Rows from a figure dataset
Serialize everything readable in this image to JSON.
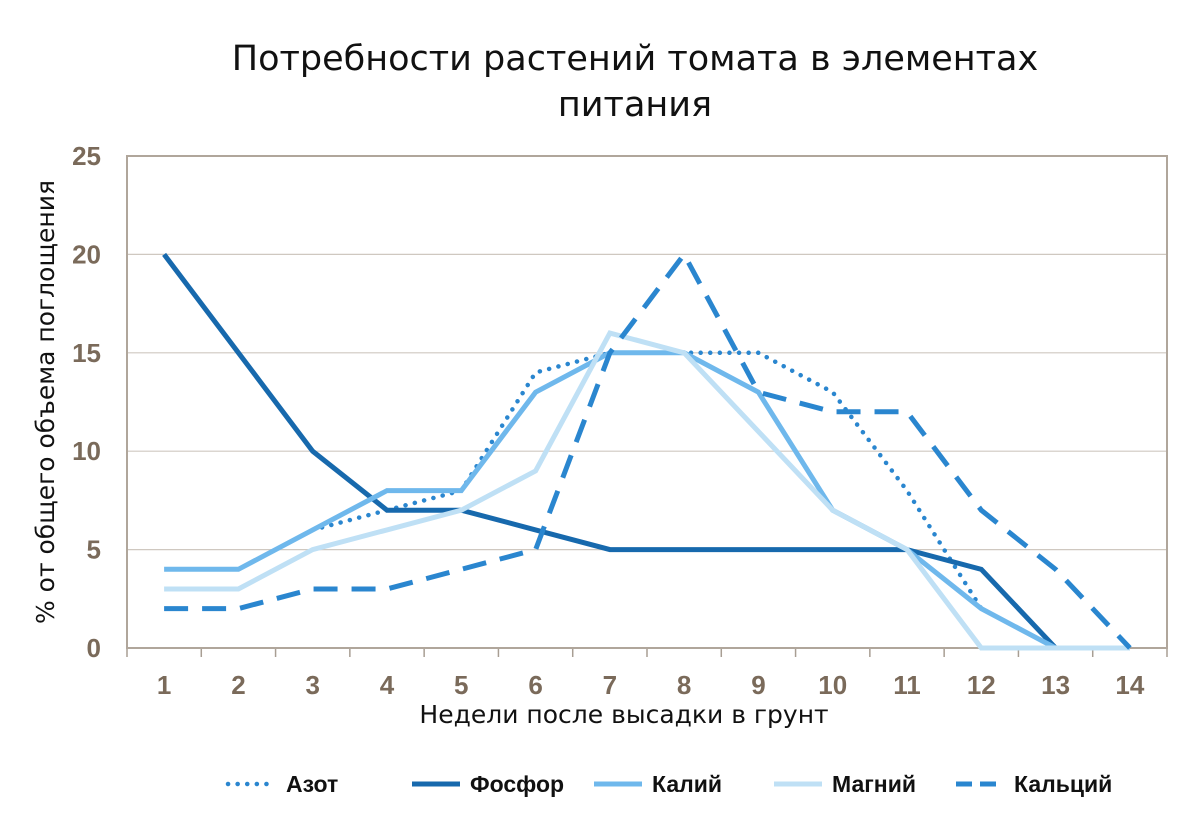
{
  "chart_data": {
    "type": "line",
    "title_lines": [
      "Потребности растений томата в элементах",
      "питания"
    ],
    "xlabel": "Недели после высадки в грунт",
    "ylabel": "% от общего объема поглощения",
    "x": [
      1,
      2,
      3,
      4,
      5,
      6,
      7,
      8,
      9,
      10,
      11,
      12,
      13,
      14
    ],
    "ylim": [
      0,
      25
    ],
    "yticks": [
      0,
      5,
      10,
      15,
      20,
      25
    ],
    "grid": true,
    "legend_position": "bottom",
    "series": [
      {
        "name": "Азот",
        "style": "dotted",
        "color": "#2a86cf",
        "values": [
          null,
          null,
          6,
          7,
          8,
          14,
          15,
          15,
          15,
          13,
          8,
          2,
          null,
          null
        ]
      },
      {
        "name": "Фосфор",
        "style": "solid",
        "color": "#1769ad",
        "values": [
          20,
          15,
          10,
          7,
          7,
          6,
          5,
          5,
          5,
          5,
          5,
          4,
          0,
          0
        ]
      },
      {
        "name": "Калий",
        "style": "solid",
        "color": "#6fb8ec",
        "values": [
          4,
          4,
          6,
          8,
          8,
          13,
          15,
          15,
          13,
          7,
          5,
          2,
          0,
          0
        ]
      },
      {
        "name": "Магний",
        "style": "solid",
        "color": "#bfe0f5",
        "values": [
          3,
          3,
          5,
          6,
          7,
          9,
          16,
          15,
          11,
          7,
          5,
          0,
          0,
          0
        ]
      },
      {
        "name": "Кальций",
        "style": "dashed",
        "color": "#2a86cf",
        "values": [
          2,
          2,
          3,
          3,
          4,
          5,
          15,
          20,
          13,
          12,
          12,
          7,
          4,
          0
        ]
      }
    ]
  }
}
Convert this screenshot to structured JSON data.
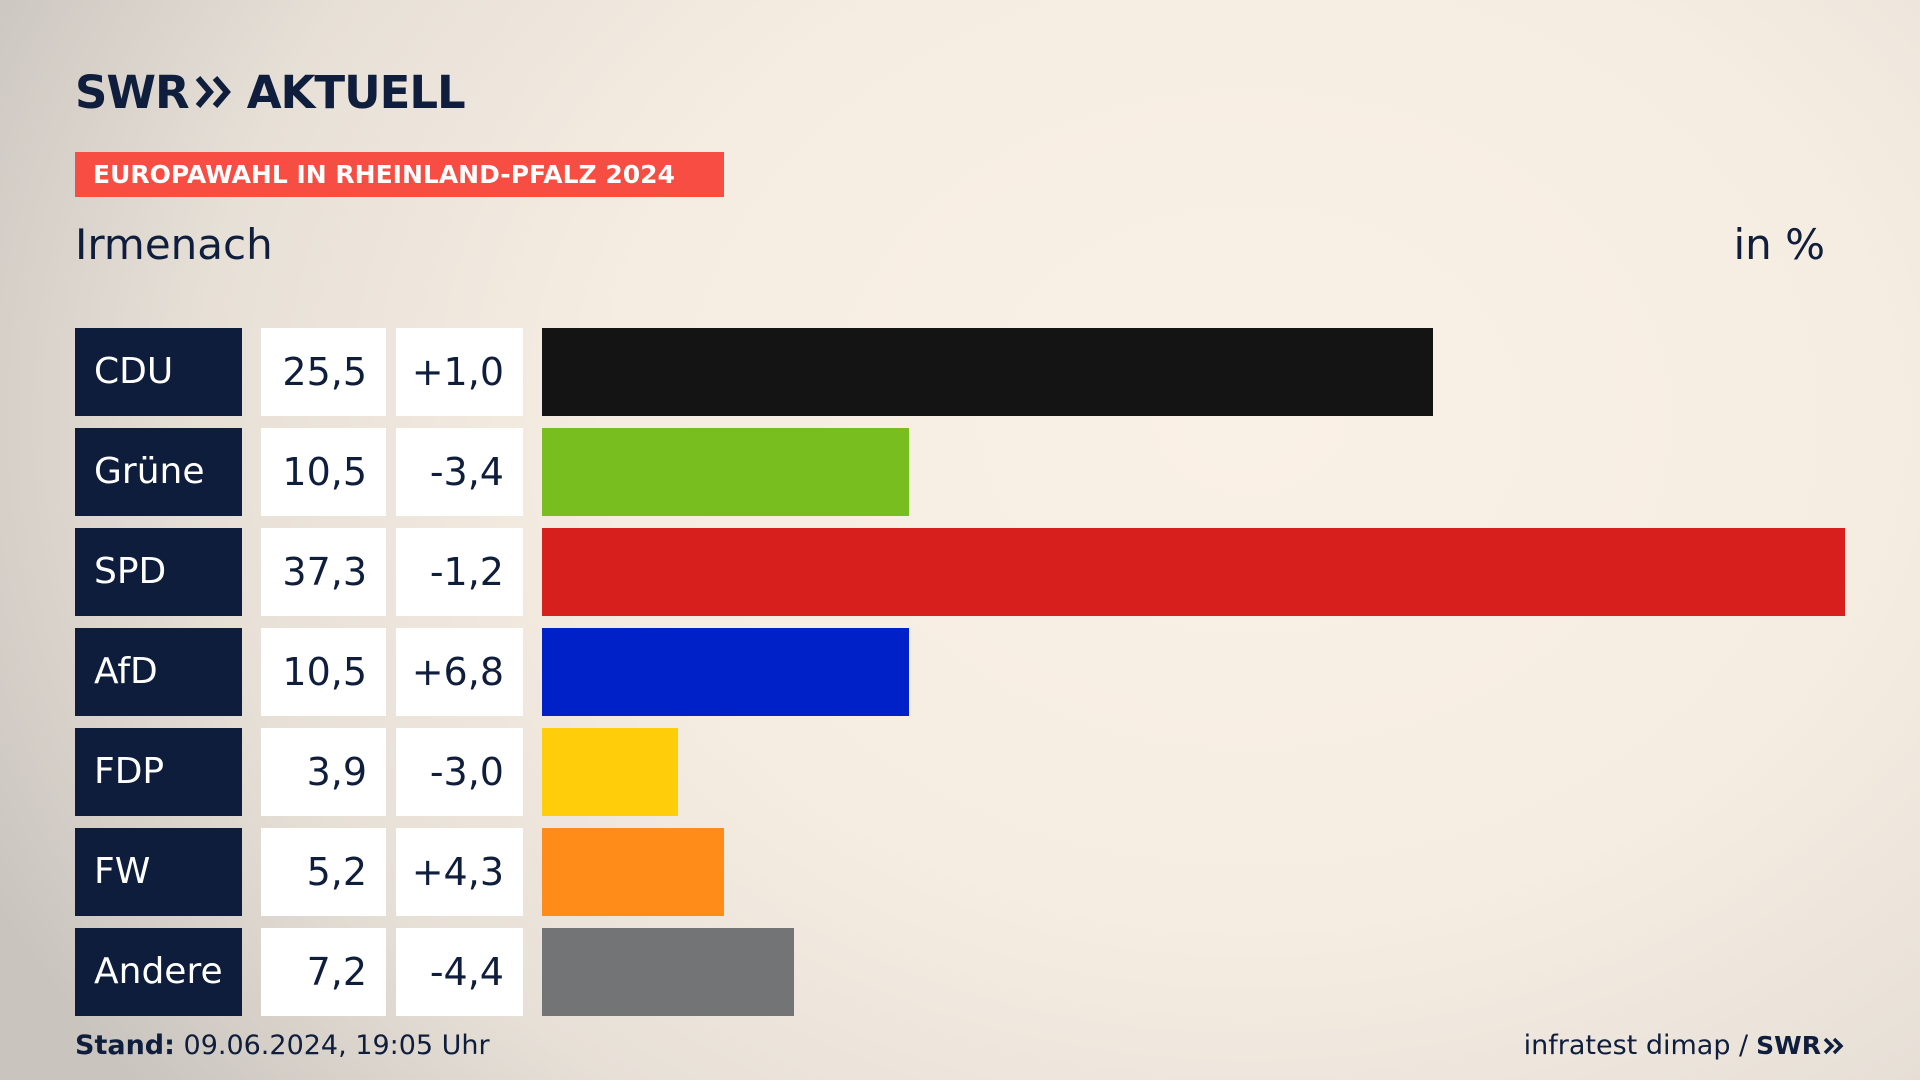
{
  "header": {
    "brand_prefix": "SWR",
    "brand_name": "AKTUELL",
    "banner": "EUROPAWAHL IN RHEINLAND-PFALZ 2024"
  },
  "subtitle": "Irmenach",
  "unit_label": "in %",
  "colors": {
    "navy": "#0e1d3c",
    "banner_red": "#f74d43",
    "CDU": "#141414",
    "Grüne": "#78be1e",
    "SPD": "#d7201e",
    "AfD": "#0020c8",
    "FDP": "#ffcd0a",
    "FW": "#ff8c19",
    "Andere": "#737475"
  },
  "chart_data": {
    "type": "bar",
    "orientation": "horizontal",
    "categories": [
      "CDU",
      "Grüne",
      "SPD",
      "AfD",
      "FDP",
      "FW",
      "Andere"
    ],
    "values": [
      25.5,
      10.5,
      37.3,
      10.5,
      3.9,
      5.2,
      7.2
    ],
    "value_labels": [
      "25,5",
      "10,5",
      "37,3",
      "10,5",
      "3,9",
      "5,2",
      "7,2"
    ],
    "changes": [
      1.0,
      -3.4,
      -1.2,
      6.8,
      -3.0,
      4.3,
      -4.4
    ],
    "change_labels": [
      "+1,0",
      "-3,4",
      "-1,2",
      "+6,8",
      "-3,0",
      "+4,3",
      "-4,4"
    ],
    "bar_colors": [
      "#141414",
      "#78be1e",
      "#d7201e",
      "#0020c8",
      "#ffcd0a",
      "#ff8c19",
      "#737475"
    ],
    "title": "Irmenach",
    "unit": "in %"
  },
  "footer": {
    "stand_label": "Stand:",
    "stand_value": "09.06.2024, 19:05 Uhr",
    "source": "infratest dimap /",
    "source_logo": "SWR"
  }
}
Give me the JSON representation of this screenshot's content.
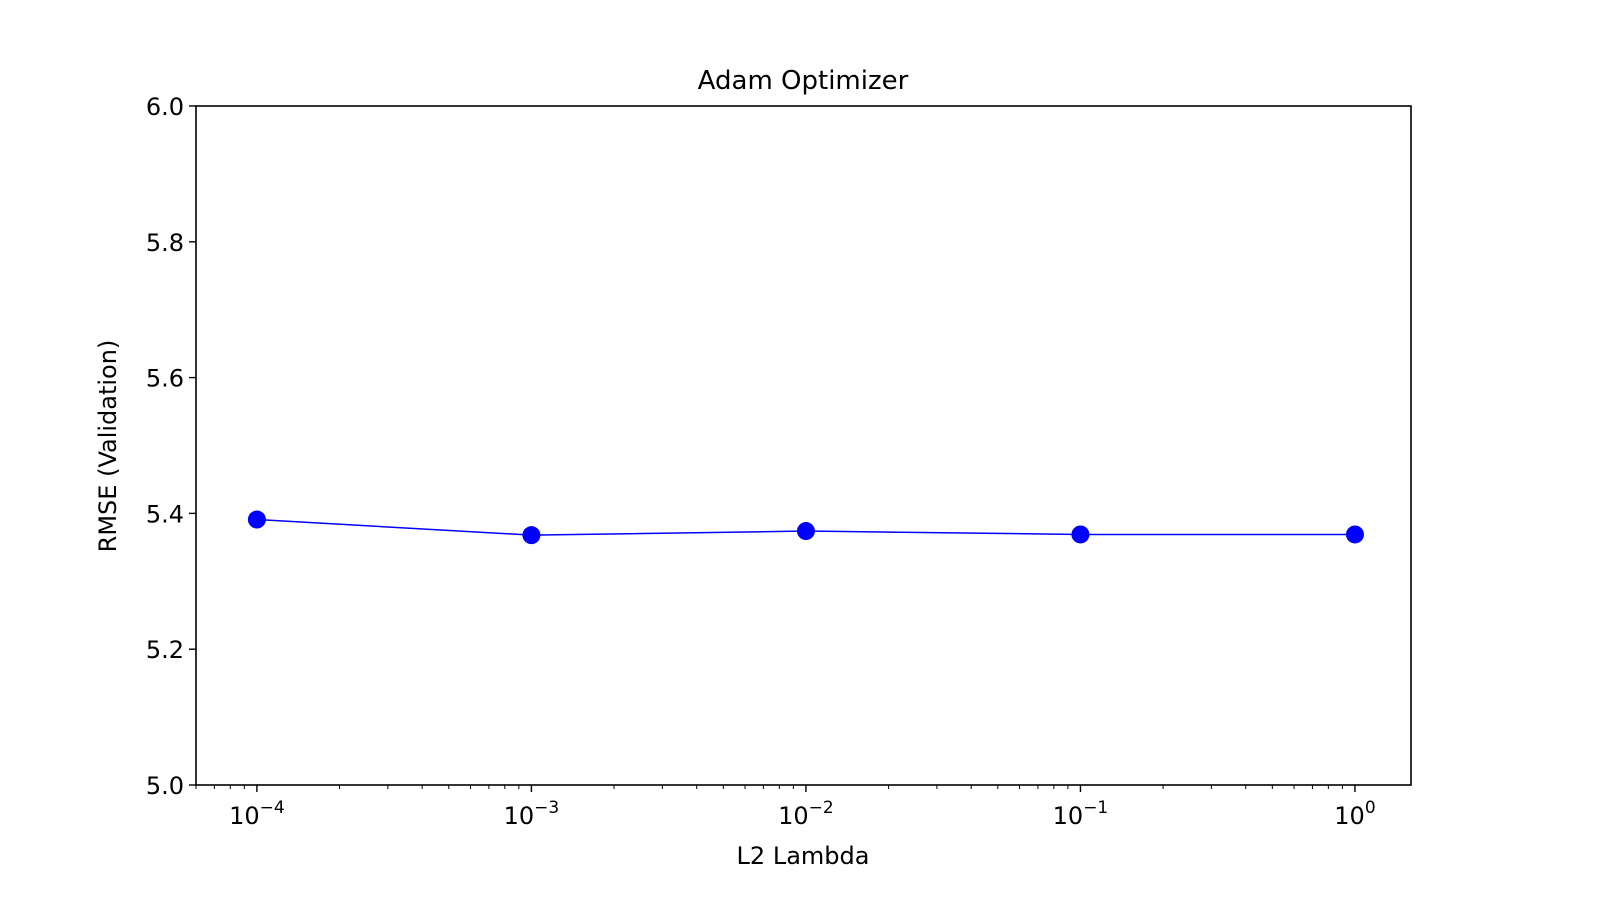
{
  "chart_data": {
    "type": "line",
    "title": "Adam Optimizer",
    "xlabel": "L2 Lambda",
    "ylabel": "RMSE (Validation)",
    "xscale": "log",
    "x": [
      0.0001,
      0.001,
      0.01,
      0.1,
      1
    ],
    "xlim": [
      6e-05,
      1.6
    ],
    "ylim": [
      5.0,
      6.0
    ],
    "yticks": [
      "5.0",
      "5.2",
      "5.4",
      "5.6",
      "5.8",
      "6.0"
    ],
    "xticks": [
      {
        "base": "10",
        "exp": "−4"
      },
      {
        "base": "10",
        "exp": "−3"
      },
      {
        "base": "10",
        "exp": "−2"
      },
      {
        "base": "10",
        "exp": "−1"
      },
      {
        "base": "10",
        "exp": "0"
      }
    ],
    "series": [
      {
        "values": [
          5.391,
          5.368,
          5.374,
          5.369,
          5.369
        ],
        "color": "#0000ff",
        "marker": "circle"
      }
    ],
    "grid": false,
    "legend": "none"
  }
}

* What the task requires
Using the data above, print every line exactly, omitting pictures.

* Answer for this exercise
Serialize everything readable in this image to JSON.
{
  "chart_data": {
    "type": "line",
    "title_lines": [
      "Потребности растений томата в элементах",
      "питания"
    ],
    "xlabel": "Недели после высадки в грунт",
    "ylabel": "% от общего объема поглощения",
    "x": [
      1,
      2,
      3,
      4,
      5,
      6,
      7,
      8,
      9,
      10,
      11,
      12,
      13,
      14
    ],
    "ylim": [
      0,
      25
    ],
    "yticks": [
      0,
      5,
      10,
      15,
      20,
      25
    ],
    "grid": true,
    "legend_position": "bottom",
    "series": [
      {
        "name": "Азот",
        "style": "dotted",
        "color": "#2a86cf",
        "values": [
          null,
          null,
          6,
          7,
          8,
          14,
          15,
          15,
          15,
          13,
          8,
          2,
          null,
          null
        ]
      },
      {
        "name": "Фосфор",
        "style": "solid",
        "color": "#1769ad",
        "values": [
          20,
          15,
          10,
          7,
          7,
          6,
          5,
          5,
          5,
          5,
          5,
          4,
          0,
          0
        ]
      },
      {
        "name": "Калий",
        "style": "solid",
        "color": "#6fb8ec",
        "values": [
          4,
          4,
          6,
          8,
          8,
          13,
          15,
          15,
          13,
          7,
          5,
          2,
          0,
          0
        ]
      },
      {
        "name": "Магний",
        "style": "solid",
        "color": "#bfe0f5",
        "values": [
          3,
          3,
          5,
          6,
          7,
          9,
          16,
          15,
          11,
          7,
          5,
          0,
          0,
          0
        ]
      },
      {
        "name": "Кальций",
        "style": "dashed",
        "color": "#2a86cf",
        "values": [
          2,
          2,
          3,
          3,
          4,
          5,
          15,
          20,
          13,
          12,
          12,
          7,
          4,
          0
        ]
      }
    ]
  }
}
Convert this screenshot to structured JSON data.
{
  "header": {
    "brand_prefix": "SWR",
    "brand_name": "AKTUELL",
    "banner": "EUROPAWAHL IN RHEINLAND-PFALZ 2024"
  },
  "subtitle": "Irmenach",
  "unit_label": "in %",
  "colors": {
    "navy": "#0e1d3c",
    "banner_red": "#f74d43",
    "CDU": "#141414",
    "Grüne": "#78be1e",
    "SPD": "#d7201e",
    "AfD": "#0020c8",
    "FDP": "#ffcd0a",
    "FW": "#ff8c19",
    "Andere": "#737475"
  },
  "chart_data": {
    "type": "bar",
    "orientation": "horizontal",
    "categories": [
      "CDU",
      "Grüne",
      "SPD",
      "AfD",
      "FDP",
      "FW",
      "Andere"
    ],
    "values": [
      25.5,
      10.5,
      37.3,
      10.5,
      3.9,
      5.2,
      7.2
    ],
    "value_labels": [
      "25,5",
      "10,5",
      "37,3",
      "10,5",
      "3,9",
      "5,2",
      "7,2"
    ],
    "changes": [
      1.0,
      -3.4,
      -1.2,
      6.8,
      -3.0,
      4.3,
      -4.4
    ],
    "change_labels": [
      "+1,0",
      "-3,4",
      "-1,2",
      "+6,8",
      "-3,0",
      "+4,3",
      "-4,4"
    ],
    "bar_colors": [
      "#141414",
      "#78be1e",
      "#d7201e",
      "#0020c8",
      "#ffcd0a",
      "#ff8c19",
      "#737475"
    ],
    "title": "Irmenach",
    "unit": "in %"
  },
  "footer": {
    "stand_label": "Stand:",
    "stand_value": "09.06.2024, 19:05 Uhr",
    "source": "infratest dimap /",
    "source_logo": "SWR"
  }
}
Give me the JSON representation of this screenshot's content.
{
  "chart_data": {
    "type": "line",
    "title": "Adam Optimizer",
    "xlabel": "L2 Lambda",
    "ylabel": "RMSE (Validation)",
    "xscale": "log",
    "x": [
      0.0001,
      0.001,
      0.01,
      0.1,
      1
    ],
    "xlim": [
      6e-05,
      1.6
    ],
    "ylim": [
      5.0,
      6.0
    ],
    "yticks": [
      "5.0",
      "5.2",
      "5.4",
      "5.6",
      "5.8",
      "6.0"
    ],
    "xticks": [
      {
        "base": "10",
        "exp": "−4"
      },
      {
        "base": "10",
        "exp": "−3"
      },
      {
        "base": "10",
        "exp": "−2"
      },
      {
        "base": "10",
        "exp": "−1"
      },
      {
        "base": "10",
        "exp": "0"
      }
    ],
    "series": [
      {
        "values": [
          5.391,
          5.368,
          5.374,
          5.369,
          5.369
        ],
        "color": "#0000ff",
        "marker": "circle"
      }
    ],
    "grid": false,
    "legend": "none"
  }
}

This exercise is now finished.